■ **Direction**
Return all of the data exactly, with nothing left out but the pictures.
─── Stored data
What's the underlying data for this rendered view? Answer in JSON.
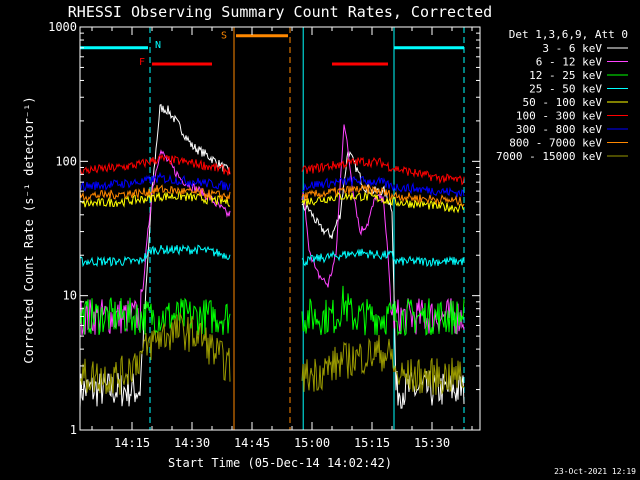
{
  "chart_data": {
    "type": "line",
    "title": "RHESSI Observing Summary Count Rates, Corrected",
    "xlabel": "Start Time (05-Dec-14 14:02:42)",
    "ylabel": "Corrected Count Rate (s⁻¹ detector⁻¹)",
    "ylog": true,
    "ylim": [
      1,
      1000
    ],
    "xlim_minutes": [
      0,
      100
    ],
    "yticks": [
      {
        "v": 1,
        "label": "1"
      },
      {
        "v": 10,
        "label": "10"
      },
      {
        "v": 100,
        "label": "100"
      },
      {
        "v": 1000,
        "label": "1000"
      }
    ],
    "xticks": [
      {
        "m": 13,
        "label": "14:15"
      },
      {
        "m": 28,
        "label": "14:30"
      },
      {
        "m": 43,
        "label": "14:45"
      },
      {
        "m": 58,
        "label": "15:00"
      },
      {
        "m": 73,
        "label": "15:15"
      },
      {
        "m": 88,
        "label": "15:30"
      }
    ],
    "legend_header": "Det 1,3,6,9, Att 0",
    "series": [
      {
        "name": "3 - 6 keV",
        "color": "#ffffff",
        "t": [
          0,
          10,
          15,
          18,
          20,
          22,
          25,
          28,
          32,
          37,
          56,
          57,
          60,
          63,
          65,
          67,
          69,
          71,
          73,
          76,
          78,
          79,
          80,
          82,
          85,
          90,
          96
        ],
        "v": [
          2,
          2,
          2,
          60,
          250,
          240,
          180,
          130,
          110,
          85,
          45,
          45,
          32,
          28,
          40,
          120,
          90,
          65,
          60,
          60,
          45,
          2,
          2,
          2,
          2,
          2,
          2
        ]
      },
      {
        "name": "6 - 12 keV",
        "color": "#ff44ff",
        "t": [
          0,
          10,
          15,
          18,
          20,
          22,
          25,
          28,
          32,
          37,
          56,
          57,
          59,
          62,
          64,
          66,
          68,
          70,
          72,
          74,
          76,
          78,
          80,
          85,
          90,
          96
        ],
        "v": [
          7,
          7,
          7,
          60,
          120,
          100,
          75,
          65,
          55,
          40,
          55,
          25,
          15,
          12,
          20,
          200,
          70,
          30,
          35,
          55,
          50,
          7,
          7,
          7,
          7,
          7
        ]
      },
      {
        "name": "12 - 25 keV",
        "color": "#00ff00",
        "t": [
          0,
          10,
          15,
          20,
          25,
          30,
          37,
          56,
          60,
          64,
          66,
          68,
          75,
          78,
          80,
          85,
          90,
          96
        ],
        "v": [
          7,
          7,
          7,
          7,
          7,
          7,
          7,
          7,
          7,
          7,
          9,
          7,
          7,
          7,
          7,
          7,
          7,
          7
        ]
      },
      {
        "name": "25 - 50 keV",
        "color": "#00ffff",
        "t": [
          0,
          10,
          15,
          18,
          25,
          30,
          37,
          56,
          60,
          65,
          70,
          75,
          78,
          79,
          85,
          90,
          96
        ],
        "v": [
          18,
          18,
          18,
          22,
          22,
          22,
          20,
          18,
          19,
          20,
          21,
          20,
          20,
          18,
          18,
          18,
          18
        ]
      },
      {
        "name": "50 - 100 keV",
        "color": "#ffff00",
        "t": [
          0,
          10,
          15,
          20,
          25,
          30,
          37,
          56,
          60,
          65,
          70,
          75,
          78,
          85,
          90,
          96
        ],
        "v": [
          48,
          50,
          52,
          55,
          55,
          53,
          50,
          50,
          52,
          55,
          55,
          53,
          50,
          48,
          46,
          45
        ]
      },
      {
        "name": "100 - 300 keV",
        "color": "#ff0000",
        "t": [
          0,
          10,
          15,
          20,
          25,
          30,
          37,
          56,
          60,
          65,
          70,
          75,
          78,
          85,
          90,
          96
        ],
        "v": [
          85,
          90,
          95,
          105,
          100,
          95,
          85,
          85,
          90,
          95,
          100,
          98,
          90,
          80,
          75,
          72
        ]
      },
      {
        "name": "300 - 800 keV",
        "color": "#0000ff",
        "t": [
          0,
          10,
          15,
          20,
          25,
          30,
          37,
          56,
          60,
          65,
          70,
          75,
          78,
          85,
          90,
          96
        ],
        "v": [
          65,
          68,
          70,
          75,
          72,
          70,
          65,
          65,
          68,
          70,
          72,
          70,
          65,
          62,
          60,
          58
        ]
      },
      {
        "name": "800 - 7000 keV",
        "color": "#ff8800",
        "t": [
          0,
          10,
          15,
          20,
          25,
          30,
          37,
          56,
          60,
          65,
          70,
          75,
          78,
          85,
          90,
          96
        ],
        "v": [
          55,
          57,
          58,
          62,
          60,
          58,
          55,
          55,
          57,
          60,
          62,
          60,
          56,
          53,
          52,
          50
        ]
      },
      {
        "name": "7000 - 15000 keV",
        "color": "#999900",
        "t": [
          0,
          10,
          15,
          18,
          20,
          25,
          30,
          33,
          37,
          56,
          60,
          63,
          65,
          70,
          75,
          78,
          79,
          85,
          90,
          96
        ],
        "v": [
          2.5,
          2.5,
          3.5,
          4.5,
          5,
          5.5,
          5,
          4,
          3,
          2.5,
          2.7,
          3,
          3.2,
          3.5,
          3.8,
          3.5,
          2.5,
          2.5,
          2.5,
          2.5
        ]
      }
    ],
    "annotations": [
      {
        "text": "N",
        "color": "#00ffff",
        "m": 19.5,
        "y": 700
      },
      {
        "text": "F",
        "color": "#ff0000",
        "m": 15.5,
        "y": 520
      },
      {
        "text": "S",
        "color": "#ff8800",
        "m": 36,
        "y": 820
      }
    ],
    "bars": [
      {
        "color": "#00ffff",
        "from": 0,
        "to": 17,
        "y": 700
      },
      {
        "color": "#00ffff",
        "from": 78.5,
        "to": 96,
        "y": 700
      },
      {
        "color": "#ff0000",
        "from": 18,
        "to": 33,
        "y": 530
      },
      {
        "color": "#ff0000",
        "from": 63,
        "to": 77,
        "y": 530
      },
      {
        "color": "#ff8800",
        "from": 39,
        "to": 52,
        "y": 860
      }
    ],
    "vlines": [
      {
        "color": "#00ffff",
        "m": 17.5,
        "dash": true
      },
      {
        "color": "#ff8800",
        "m": 38.5,
        "dash": false
      },
      {
        "color": "#ff8800",
        "m": 52.5,
        "dash": true
      },
      {
        "color": "#00ffff",
        "m": 55.8,
        "dash": false
      },
      {
        "color": "#00ffff",
        "m": 78.5,
        "dash": false
      },
      {
        "color": "#00ffff",
        "m": 96,
        "dash": true
      }
    ]
  },
  "footer": {
    "timestamp": "23-Oct-2021 12:19"
  }
}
──────
■ **Complete answer**
What's the underlying data for this rendered view? Answer in JSON.
{
  "chart_data": {
    "type": "line",
    "title": "RHESSI Observing Summary Count Rates, Corrected",
    "xlabel": "Start Time (05-Dec-14 14:02:42)",
    "ylabel": "Corrected Count Rate (s⁻¹ detector⁻¹)",
    "ylog": true,
    "ylim": [
      1,
      1000
    ],
    "xlim_minutes": [
      0,
      100
    ],
    "yticks": [
      {
        "v": 1,
        "label": "1"
      },
      {
        "v": 10,
        "label": "10"
      },
      {
        "v": 100,
        "label": "100"
      },
      {
        "v": 1000,
        "label": "1000"
      }
    ],
    "xticks": [
      {
        "m": 13,
        "label": "14:15"
      },
      {
        "m": 28,
        "label": "14:30"
      },
      {
        "m": 43,
        "label": "14:45"
      },
      {
        "m": 58,
        "label": "15:00"
      },
      {
        "m": 73,
        "label": "15:15"
      },
      {
        "m": 88,
        "label": "15:30"
      }
    ],
    "legend_header": "Det 1,3,6,9, Att 0",
    "series": [
      {
        "name": "3 - 6 keV",
        "color": "#ffffff",
        "t": [
          0,
          10,
          15,
          18,
          20,
          22,
          25,
          28,
          32,
          37,
          56,
          57,
          60,
          63,
          65,
          67,
          69,
          71,
          73,
          76,
          78,
          79,
          80,
          82,
          85,
          90,
          96
        ],
        "v": [
          2,
          2,
          2,
          60,
          250,
          240,
          180,
          130,
          110,
          85,
          45,
          45,
          32,
          28,
          40,
          120,
          90,
          65,
          60,
          60,
          45,
          2,
          2,
          2,
          2,
          2,
          2
        ]
      },
      {
        "name": "6 - 12 keV",
        "color": "#ff44ff",
        "t": [
          0,
          10,
          15,
          18,
          20,
          22,
          25,
          28,
          32,
          37,
          56,
          57,
          59,
          62,
          64,
          66,
          68,
          70,
          72,
          74,
          76,
          78,
          80,
          85,
          90,
          96
        ],
        "v": [
          7,
          7,
          7,
          60,
          120,
          100,
          75,
          65,
          55,
          40,
          55,
          25,
          15,
          12,
          20,
          200,
          70,
          30,
          35,
          55,
          50,
          7,
          7,
          7,
          7,
          7
        ]
      },
      {
        "name": "12 - 25 keV",
        "color": "#00ff00",
        "t": [
          0,
          10,
          15,
          20,
          25,
          30,
          37,
          56,
          60,
          64,
          66,
          68,
          75,
          78,
          80,
          85,
          90,
          96
        ],
        "v": [
          7,
          7,
          7,
          7,
          7,
          7,
          7,
          7,
          7,
          7,
          9,
          7,
          7,
          7,
          7,
          7,
          7,
          7
        ]
      },
      {
        "name": "25 - 50 keV",
        "color": "#00ffff",
        "t": [
          0,
          10,
          15,
          18,
          25,
          30,
          37,
          56,
          60,
          65,
          70,
          75,
          78,
          79,
          85,
          90,
          96
        ],
        "v": [
          18,
          18,
          18,
          22,
          22,
          22,
          20,
          18,
          19,
          20,
          21,
          20,
          20,
          18,
          18,
          18,
          18
        ]
      },
      {
        "name": "50 - 100 keV",
        "color": "#ffff00",
        "t": [
          0,
          10,
          15,
          20,
          25,
          30,
          37,
          56,
          60,
          65,
          70,
          75,
          78,
          85,
          90,
          96
        ],
        "v": [
          48,
          50,
          52,
          55,
          55,
          53,
          50,
          50,
          52,
          55,
          55,
          53,
          50,
          48,
          46,
          45
        ]
      },
      {
        "name": "100 - 300 keV",
        "color": "#ff0000",
        "t": [
          0,
          10,
          15,
          20,
          25,
          30,
          37,
          56,
          60,
          65,
          70,
          75,
          78,
          85,
          90,
          96
        ],
        "v": [
          85,
          90,
          95,
          105,
          100,
          95,
          85,
          85,
          90,
          95,
          100,
          98,
          90,
          80,
          75,
          72
        ]
      },
      {
        "name": "300 - 800 keV",
        "color": "#0000ff",
        "t": [
          0,
          10,
          15,
          20,
          25,
          30,
          37,
          56,
          60,
          65,
          70,
          75,
          78,
          85,
          90,
          96
        ],
        "v": [
          65,
          68,
          70,
          75,
          72,
          70,
          65,
          65,
          68,
          70,
          72,
          70,
          65,
          62,
          60,
          58
        ]
      },
      {
        "name": "800 - 7000 keV",
        "color": "#ff8800",
        "t": [
          0,
          10,
          15,
          20,
          25,
          30,
          37,
          56,
          60,
          65,
          70,
          75,
          78,
          85,
          90,
          96
        ],
        "v": [
          55,
          57,
          58,
          62,
          60,
          58,
          55,
          55,
          57,
          60,
          62,
          60,
          56,
          53,
          52,
          50
        ]
      },
      {
        "name": "7000 - 15000 keV",
        "color": "#999900",
        "t": [
          0,
          10,
          15,
          18,
          20,
          25,
          30,
          33,
          37,
          56,
          60,
          63,
          65,
          70,
          75,
          78,
          79,
          85,
          90,
          96
        ],
        "v": [
          2.5,
          2.5,
          3.5,
          4.5,
          5,
          5.5,
          5,
          4,
          3,
          2.5,
          2.7,
          3,
          3.2,
          3.5,
          3.8,
          3.5,
          2.5,
          2.5,
          2.5,
          2.5
        ]
      }
    ],
    "annotations": [
      {
        "text": "N",
        "color": "#00ffff",
        "m": 19.5,
        "y": 700
      },
      {
        "text": "F",
        "color": "#ff0000",
        "m": 15.5,
        "y": 520
      },
      {
        "text": "S",
        "color": "#ff8800",
        "m": 36,
        "y": 820
      }
    ],
    "bars": [
      {
        "color": "#00ffff",
        "from": 0,
        "to": 17,
        "y": 700
      },
      {
        "color": "#00ffff",
        "from": 78.5,
        "to": 96,
        "y": 700
      },
      {
        "color": "#ff0000",
        "from": 18,
        "to": 33,
        "y": 530
      },
      {
        "color": "#ff0000",
        "from": 63,
        "to": 77,
        "y": 530
      },
      {
        "color": "#ff8800",
        "from": 39,
        "to": 52,
        "y": 860
      }
    ],
    "vlines": [
      {
        "color": "#00ffff",
        "m": 17.5,
        "dash": true
      },
      {
        "color": "#ff8800",
        "m": 38.5,
        "dash": false
      },
      {
        "color": "#ff8800",
        "m": 52.5,
        "dash": true
      },
      {
        "color": "#00ffff",
        "m": 55.8,
        "dash": false
      },
      {
        "color": "#00ffff",
        "m": 78.5,
        "dash": false
      },
      {
        "color": "#00ffff",
        "m": 96,
        "dash": true
      }
    ]
  },
  "footer": {
    "timestamp": "23-Oct-2021 12:19"
  }
}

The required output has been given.